[Task description] List all lines of the data that include the string "JSON".

--- Begin ---

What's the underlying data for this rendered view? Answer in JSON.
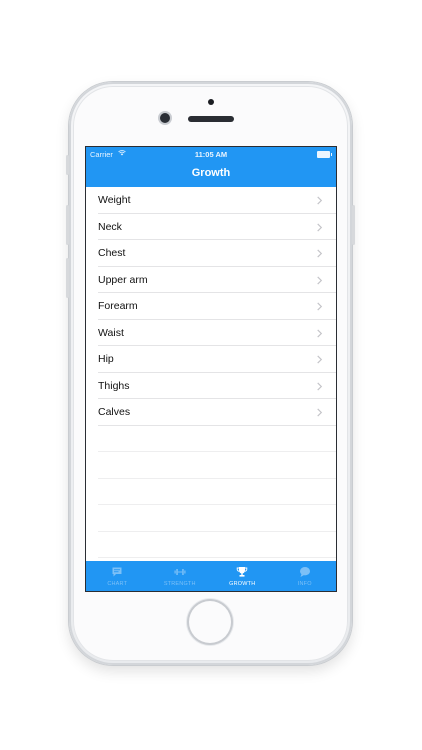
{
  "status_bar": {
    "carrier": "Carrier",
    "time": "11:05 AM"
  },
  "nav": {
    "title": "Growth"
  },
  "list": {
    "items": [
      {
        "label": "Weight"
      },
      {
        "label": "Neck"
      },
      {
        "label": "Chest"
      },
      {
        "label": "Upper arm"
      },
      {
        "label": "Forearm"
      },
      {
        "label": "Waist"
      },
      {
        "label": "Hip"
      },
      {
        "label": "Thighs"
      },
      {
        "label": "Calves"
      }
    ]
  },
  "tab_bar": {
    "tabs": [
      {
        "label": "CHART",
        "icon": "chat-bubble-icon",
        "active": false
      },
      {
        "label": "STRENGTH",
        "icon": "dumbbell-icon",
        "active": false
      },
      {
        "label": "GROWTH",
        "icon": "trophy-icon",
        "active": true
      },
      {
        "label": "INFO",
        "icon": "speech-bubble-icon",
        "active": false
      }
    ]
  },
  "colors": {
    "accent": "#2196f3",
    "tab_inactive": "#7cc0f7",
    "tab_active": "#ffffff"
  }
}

--- End ---
--- Begin ---

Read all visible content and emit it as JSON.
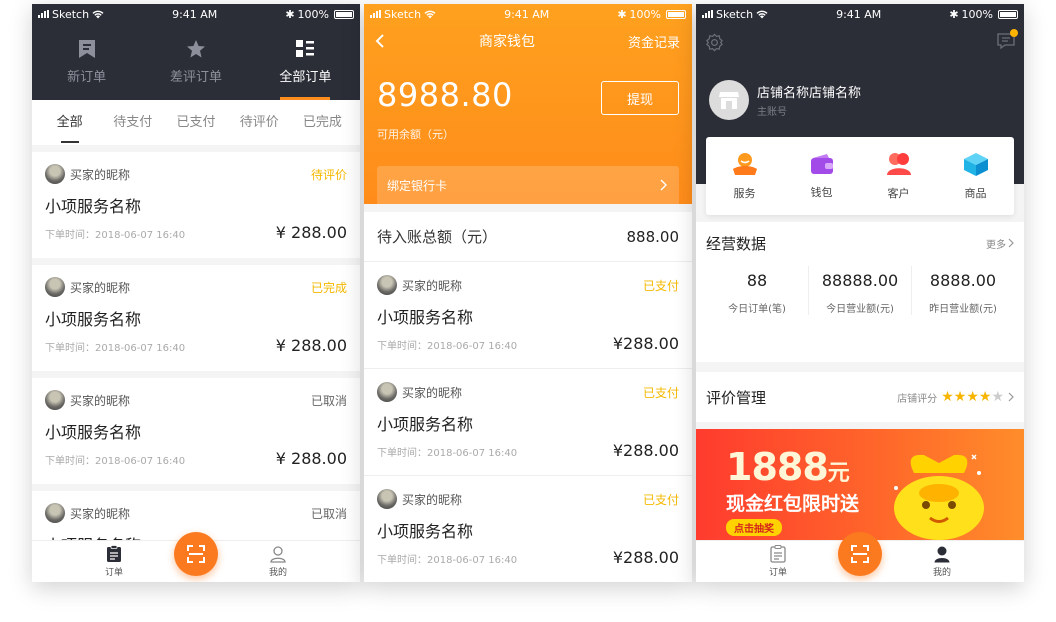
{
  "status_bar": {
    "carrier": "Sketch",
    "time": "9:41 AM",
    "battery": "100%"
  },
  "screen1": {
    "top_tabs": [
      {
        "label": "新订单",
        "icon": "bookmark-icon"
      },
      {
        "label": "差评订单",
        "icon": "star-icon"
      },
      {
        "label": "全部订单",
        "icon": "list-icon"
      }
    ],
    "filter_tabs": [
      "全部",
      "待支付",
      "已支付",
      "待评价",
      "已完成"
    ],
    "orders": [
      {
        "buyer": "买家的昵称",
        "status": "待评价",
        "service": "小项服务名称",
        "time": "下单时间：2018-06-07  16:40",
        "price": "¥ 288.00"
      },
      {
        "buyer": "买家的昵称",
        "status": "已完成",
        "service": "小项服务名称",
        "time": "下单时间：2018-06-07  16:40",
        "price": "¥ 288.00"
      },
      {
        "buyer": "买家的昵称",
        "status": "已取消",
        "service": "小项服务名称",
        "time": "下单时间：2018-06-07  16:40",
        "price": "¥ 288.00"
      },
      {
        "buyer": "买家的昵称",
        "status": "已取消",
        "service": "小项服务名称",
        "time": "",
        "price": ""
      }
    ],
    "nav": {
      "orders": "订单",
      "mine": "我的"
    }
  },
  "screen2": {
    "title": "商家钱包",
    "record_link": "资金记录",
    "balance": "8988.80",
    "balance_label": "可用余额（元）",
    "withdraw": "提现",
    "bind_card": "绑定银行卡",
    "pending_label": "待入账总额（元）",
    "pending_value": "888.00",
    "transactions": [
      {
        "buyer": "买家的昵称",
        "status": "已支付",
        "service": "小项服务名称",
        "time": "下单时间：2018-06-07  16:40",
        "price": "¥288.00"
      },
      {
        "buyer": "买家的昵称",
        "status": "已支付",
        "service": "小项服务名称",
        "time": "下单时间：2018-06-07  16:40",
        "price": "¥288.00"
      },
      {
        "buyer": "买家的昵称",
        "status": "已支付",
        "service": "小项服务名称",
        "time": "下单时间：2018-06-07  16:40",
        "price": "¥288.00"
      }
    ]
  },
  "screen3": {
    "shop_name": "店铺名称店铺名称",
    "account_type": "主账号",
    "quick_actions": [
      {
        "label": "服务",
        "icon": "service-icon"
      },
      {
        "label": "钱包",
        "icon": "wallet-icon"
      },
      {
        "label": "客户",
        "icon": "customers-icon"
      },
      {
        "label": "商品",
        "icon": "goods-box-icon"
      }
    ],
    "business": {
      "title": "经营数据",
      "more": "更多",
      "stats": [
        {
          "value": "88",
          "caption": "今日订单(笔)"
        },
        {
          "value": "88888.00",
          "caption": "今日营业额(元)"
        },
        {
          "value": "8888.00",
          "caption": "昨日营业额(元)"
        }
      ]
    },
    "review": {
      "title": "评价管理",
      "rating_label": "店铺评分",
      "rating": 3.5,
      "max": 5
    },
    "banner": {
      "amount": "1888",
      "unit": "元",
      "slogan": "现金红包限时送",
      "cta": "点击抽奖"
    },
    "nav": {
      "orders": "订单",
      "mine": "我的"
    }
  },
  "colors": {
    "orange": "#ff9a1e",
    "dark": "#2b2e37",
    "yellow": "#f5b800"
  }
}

--- End ---
--- Begin ---

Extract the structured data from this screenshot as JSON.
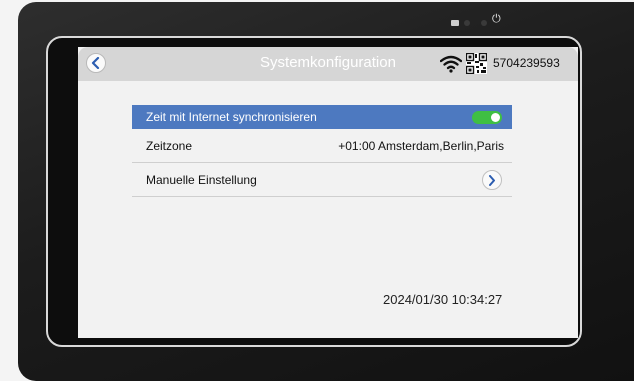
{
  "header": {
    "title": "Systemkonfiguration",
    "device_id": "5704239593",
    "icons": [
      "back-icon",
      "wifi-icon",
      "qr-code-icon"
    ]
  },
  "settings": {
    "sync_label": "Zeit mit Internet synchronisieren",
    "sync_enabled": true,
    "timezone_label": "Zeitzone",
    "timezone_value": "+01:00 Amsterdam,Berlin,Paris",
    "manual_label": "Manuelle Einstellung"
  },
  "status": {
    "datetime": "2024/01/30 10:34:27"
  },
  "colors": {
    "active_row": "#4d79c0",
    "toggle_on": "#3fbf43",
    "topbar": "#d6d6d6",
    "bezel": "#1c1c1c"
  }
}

--- End ---

[Complete response]
What's the underlying data for this rendered view? Answer in JSON.
Read all visible content and emit it as JSON.
Extract the structured data from this screenshot as JSON.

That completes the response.